Collected data entries:
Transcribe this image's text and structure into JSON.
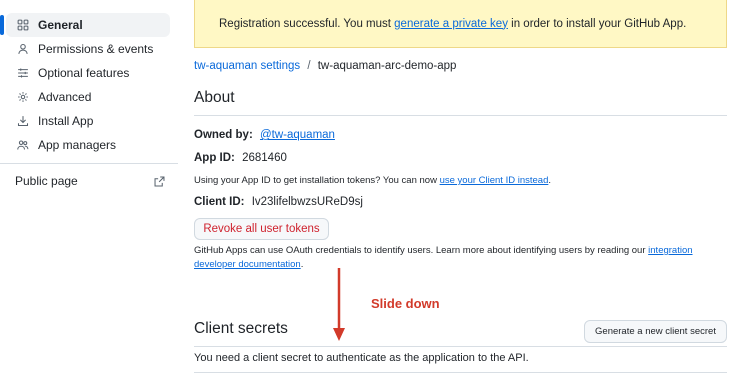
{
  "sidebar": {
    "items": [
      {
        "label": "General",
        "icon": "grid-icon",
        "active": true
      },
      {
        "label": "Permissions & events",
        "icon": "key-icon",
        "active": false
      },
      {
        "label": "Optional features",
        "icon": "sliders-icon",
        "active": false
      },
      {
        "label": "Advanced",
        "icon": "gear-icon",
        "active": false
      },
      {
        "label": "Install App",
        "icon": "download-icon",
        "active": false
      },
      {
        "label": "App managers",
        "icon": "people-icon",
        "active": false
      }
    ],
    "public_page": {
      "label": "Public page",
      "icon": "external-link-icon"
    }
  },
  "flash": {
    "prefix": "Registration successful. You must ",
    "link": "generate a private key",
    "suffix": " in order to install your GitHub App."
  },
  "breadcrumb": {
    "parent": "tw-aquaman settings",
    "separator": "/",
    "current": "tw-aquaman-arc-demo-app"
  },
  "about": {
    "title": "About",
    "owned_by_label": "Owned by:",
    "owned_by_value": "@tw-aquaman",
    "app_id_label": "App ID:",
    "app_id_value": "2681460",
    "app_id_note_prefix": "Using your App ID to get installation tokens? You can now ",
    "app_id_note_link": "use your Client ID instead",
    "app_id_note_suffix": ".",
    "client_id_label": "Client ID:",
    "client_id_value": "Iv23lifelbwzsUReD9sj",
    "revoke_button": "Revoke all user tokens",
    "oauth_note_prefix": "GitHub Apps can use OAuth credentials to identify users. Learn more about identifying users by reading our ",
    "oauth_note_link_1": "integration",
    "oauth_note_link_2": "developer documentation",
    "oauth_note_suffix": "."
  },
  "annotation": {
    "text": "Slide down",
    "color": "#d23a2a"
  },
  "client_secrets": {
    "title": "Client secrets",
    "generate_button": "Generate a new client secret",
    "description": "You need a client secret to authenticate as the application to the API."
  },
  "colors": {
    "link": "#0969da",
    "danger": "#cf222e",
    "flash_bg": "#fff8c5",
    "active_indicator": "#0969da"
  }
}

Set task =>
Omit the pictures, then quote the rest of the material above exactly.

Exercise result =>
Transcribe this image's text and structure into JSON.
{
  "sidebar": {
    "items": [
      {
        "label": "General",
        "icon": "grid-icon",
        "active": true
      },
      {
        "label": "Permissions & events",
        "icon": "key-icon",
        "active": false
      },
      {
        "label": "Optional features",
        "icon": "sliders-icon",
        "active": false
      },
      {
        "label": "Advanced",
        "icon": "gear-icon",
        "active": false
      },
      {
        "label": "Install App",
        "icon": "download-icon",
        "active": false
      },
      {
        "label": "App managers",
        "icon": "people-icon",
        "active": false
      }
    ],
    "public_page": {
      "label": "Public page",
      "icon": "external-link-icon"
    }
  },
  "flash": {
    "prefix": "Registration successful. You must ",
    "link": "generate a private key",
    "suffix": " in order to install your GitHub App."
  },
  "breadcrumb": {
    "parent": "tw-aquaman settings",
    "separator": "/",
    "current": "tw-aquaman-arc-demo-app"
  },
  "about": {
    "title": "About",
    "owned_by_label": "Owned by:",
    "owned_by_value": "@tw-aquaman",
    "app_id_label": "App ID:",
    "app_id_value": "2681460",
    "app_id_note_prefix": "Using your App ID to get installation tokens? You can now ",
    "app_id_note_link": "use your Client ID instead",
    "app_id_note_suffix": ".",
    "client_id_label": "Client ID:",
    "client_id_value": "Iv23lifelbwzsUReD9sj",
    "revoke_button": "Revoke all user tokens",
    "oauth_note_prefix": "GitHub Apps can use OAuth credentials to identify users. Learn more about identifying users by reading our ",
    "oauth_note_link_1": "integration",
    "oauth_note_link_2": "developer documentation",
    "oauth_note_suffix": "."
  },
  "annotation": {
    "text": "Slide down",
    "color": "#d23a2a"
  },
  "client_secrets": {
    "title": "Client secrets",
    "generate_button": "Generate a new client secret",
    "description": "You need a client secret to authenticate as the application to the API."
  },
  "colors": {
    "link": "#0969da",
    "danger": "#cf222e",
    "flash_bg": "#fff8c5",
    "active_indicator": "#0969da"
  }
}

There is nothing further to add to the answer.